WHAT IS REQUIRED>
The material below should be written out in full and exactly; pictures stay out of the copy.
##########
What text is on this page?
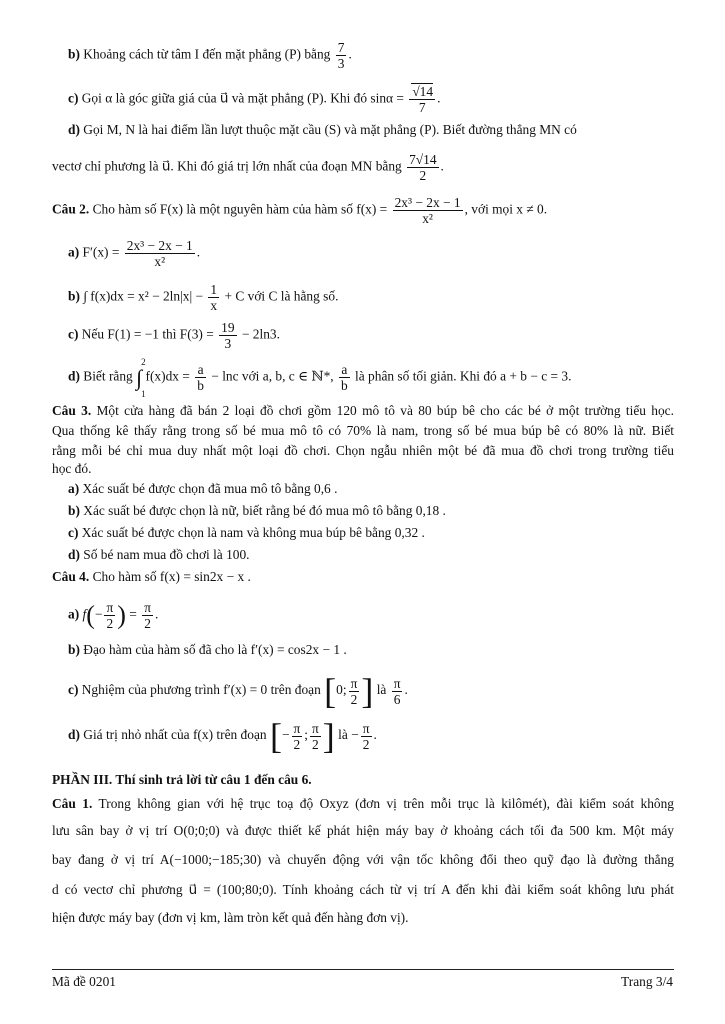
b) Khoảng cách từ tâm I đến mặt phẳng (P) bằng $\frac{7}{3}$ .
c) Gọi α là góc giữa giá của u⃗ và mặt phẳng (P). Khi đó $\sin\alpha = \frac{√14}{7}$ .
d) Gọi M, N là hai điểm lần lượt thuộc mặt cầu (S) và mặt phẳng (P). Biết đường thẳng MN có
vectơ chỉ phương là u⃗. Khi đó giá trị lớn nhất của đoạn MN bằng $\frac{7√14}{2}$ .
Câu 2. Cho hàm số F(x) là một nguyên hàm của hàm số $f(x) = \frac{\text{2x³ − 2x − 1}}{\text{x²}}$ , với mọi x ≠ 0.
a) $F'(x) = \frac{\text{2x³ − 2x − 1}}{\text{x²}}$ .
b) ∫ $f(x)dx = x^2 - 2\ln|x| - \frac{1}{x} + C$ với C là hằng số.
c) Nếu F(1) = −1 thì $F(3) = \frac{19}{3} - 2\ln 3$.
d) Biết rằng ∫
2
1
$f(x)dx = \frac{a}{b} - \ln c$ với a, b, c ∈ ℕ*, $\frac{a}{b}$ là phân số tối giản. Khi đó a + b − c = 3.
Câu 3. Một cửa hàng đã bán 2 loại đồ chơi gồm 120 mô tô và 80 búp bê cho các bé ở một trường tiểu học.
Qua thống kê thấy rằng trong số bé mua mô tô có 70% là nam, trong số bé mua búp bê có 80% là nữ. Biết
rằng mỗi bé chỉ mua duy nhất một loại đồ chơi. Chọn ngẫu nhiên một bé đã mua đồ chơi trong trường tiểu
học đó.
a) Xác suất bé được chọn đã mua mô tô bằng 0,6 .
b) Xác suất bé được chọn là nữ, biết rằng bé đó mua mô tô bằng 0,18 .
c) Xác suất bé được chọn là nam và không mua búp bê bằng 0,32 .
d) Số bé nam mua đồ chơi là 100.
Câu 4. Cho hàm số f(x) = sin2x − x .
a) $f(- \frac{\pi}{2}$ ) = $\frac{\pi}{2}$ .
b) Đạo hàm của hàm số đã cho là f′(x) = cos2x − 1 .
c) Nghiệm của phương trình f′(x) = 0 trên đoạn [0; $\frac{\pi}{2}$ ] là $\frac{\pi}{6}$ .
d) Giá trị nhỏ nhất của f(x) trên đoạn [− $\frac{\pi}{2}$ ; $\frac{\pi}{2}$ ] là − $\frac{\pi}{2}$ .
PHẦN III. Thí sinh trả lời từ câu 1 đến câu 6.
Câu 1. Trong không gian với hệ trục toạ độ Oxyz (đơn vị trên mỗi trục là kilômét), đài kiểm soát không
lưu sân bay ở vị trí O(0;0;0) và được thiết kế phát hiện máy bay ở khoảng cách tối đa 500 km. Một máy
bay đang ở vị trí A(−1000;−185;30) và chuyển động với vận tốc không đổi theo quỹ đạo là đường thẳng
d có vectơ chỉ phương u⃗ = (100;80;0). Tính khoảng cách từ vị trí A đến khi đài kiểm soát không lưu phát
hiện được máy bay (đơn vị km, làm tròn kết quả đến hàng đơn vị).
Mã đề 0201	Trang 3/4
##########
WRITTEN SOLUTION>
What text is on this page?
b) Khoảng cách từ tâm I đến mặt phẳng (P) bằng $\frac{7}{3}$ .
c) Gọi α là góc giữa giá của u⃗ và mặt phẳng (P). Khi đó $\sin\alpha = \frac{√14}{7}$ .
d) Gọi M, N là hai điểm lần lượt thuộc mặt cầu (S) và mặt phẳng (P). Biết đường thẳng MN có
vectơ chỉ phương là u⃗. Khi đó giá trị lớn nhất của đoạn MN bằng $\frac{7√14}{2}$ .
Câu 2. Cho hàm số F(x) là một nguyên hàm của hàm số $f(x) = \frac{\text{2x³ − 2x − 1}}{\text{x²}}$ , với mọi x ≠ 0.
a) $F'(x) = \frac{\text{2x³ − 2x − 1}}{\text{x²}}$ .
b) ∫ $f(x)dx = x^2 - 2\ln|x| - \frac{1}{x} + C$ với C là hằng số.
c) Nếu F(1) = −1 thì $F(3) = \frac{19}{3} - 2\ln 3$.
d) Biết rằng ∫
2
1
$f(x)dx = \frac{a}{b} - \ln c$ với a, b, c ∈ ℕ*, $\frac{a}{b}$ là phân số tối giản. Khi đó a + b − c = 3.
Câu 3. Một cửa hàng đã bán 2 loại đồ chơi gồm 120 mô tô và 80 búp bê cho các bé ở một trường tiểu học.
Qua thống kê thấy rằng trong số bé mua mô tô có 70% là nam, trong số bé mua búp bê có 80% là nữ. Biết
rằng mỗi bé chỉ mua duy nhất một loại đồ chơi. Chọn ngẫu nhiên một bé đã mua đồ chơi trong trường tiểu
học đó.
a) Xác suất bé được chọn đã mua mô tô bằng 0,6 .
b) Xác suất bé được chọn là nữ, biết rằng bé đó mua mô tô bằng 0,18 .
c) Xác suất bé được chọn là nam và không mua búp bê bằng 0,32 .
d) Số bé nam mua đồ chơi là 100.
Câu 4. Cho hàm số f(x) = sin2x − x .
a) $f(- \frac{\pi}{2}$ ) = $\frac{\pi}{2}$ .
b) Đạo hàm của hàm số đã cho là f′(x) = cos2x − 1 .
c) Nghiệm của phương trình f′(x) = 0 trên đoạn [0; $\frac{\pi}{2}$ ] là $\frac{\pi}{6}$ .
d) Giá trị nhỏ nhất của f(x) trên đoạn [− $\frac{\pi}{2}$ ; $\frac{\pi}{2}$ ] là − $\frac{\pi}{2}$ .
PHẦN III. Thí sinh trả lời từ câu 1 đến câu 6.
Câu 1. Trong không gian với hệ trục toạ độ Oxyz (đơn vị trên mỗi trục là kilômét), đài kiểm soát không
lưu sân bay ở vị trí O(0;0;0) và được thiết kế phát hiện máy bay ở khoảng cách tối đa 500 km. Một máy
bay đang ở vị trí A(−1000;−185;30) và chuyển động với vận tốc không đổi theo quỹ đạo là đường thẳng
d có vectơ chỉ phương u⃗ = (100;80;0). Tính khoảng cách từ vị trí A đến khi đài kiểm soát không lưu phát
hiện được máy bay (đơn vị km, làm tròn kết quả đến hàng đơn vị).
Mã đề 0201	Trang 3/4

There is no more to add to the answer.